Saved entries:
◇ ◇ ◇ ◇

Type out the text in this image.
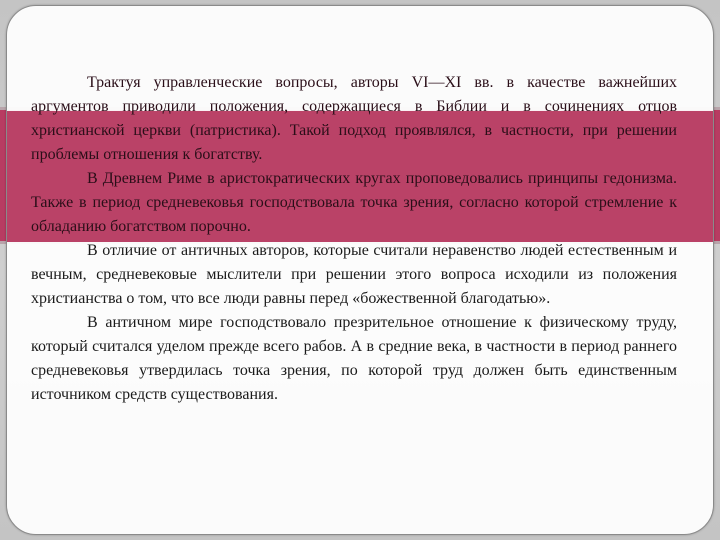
Трактуя управленческие вопросы, авторы VI—XI вв. в качестве важнейших аргументов приводили положения, содержащиеся в Библии и в сочинениях отцов христианской церкви (патристика). Такой подход проявлялся, в частности, при решении проблемы отношения к богатству.

В Древнем Риме в аристократических кругах проповедовались принципы гедонизма. Также в период средневековья господствовала точка зрения, согласно которой стремление к обладанию богатством порочно.

В отличие от античных авторов, которые считали неравенство людей естественным и вечным, средневековые мыслители при решении этого вопроса исходили из положения христианства о том, что все люди равны перед «божественной благодатью».

В античном мире господствовало презрительное отношение к физическому труду, который считался уделом прежде всего рабов. А в средние века, в частности в период раннего средневековья утвердилась точка зрения, по которой труд должен быть единственным источником средств существования.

◇ ◇ ◇ ◇

» GOAL
Except for the pictures, reproduce every line exactly.

» SOLVED PROBLEM
Type out the text in this image.
Трактуя управленческие вопросы, авторы VI—XI вв. в качестве важнейших аргументов приводили положения, содержащиеся в Библии и в сочинениях отцов христианской церкви (патристика). Такой подход проявлялся, в частности, при решении проблемы отношения к богатству.

В Древнем Риме в аристократических кругах проповедовались принципы гедонизма. Также в период средневековья господствовала точка зрения, согласно которой стремление к обладанию богатством порочно.

В отличие от античных авторов, которые считали неравенство людей естественным и вечным, средневековые мыслители при решении этого вопроса исходили из положения христианства о том, что все люди равны перед «божественной благодатью».

В античном мире господствовало презрительное отношение к физическому труду, который считался уделом прежде всего рабов. А в средние века, в частности в период раннего средневековья утвердилась точка зрения, по которой труд должен быть единственным источником средств существования.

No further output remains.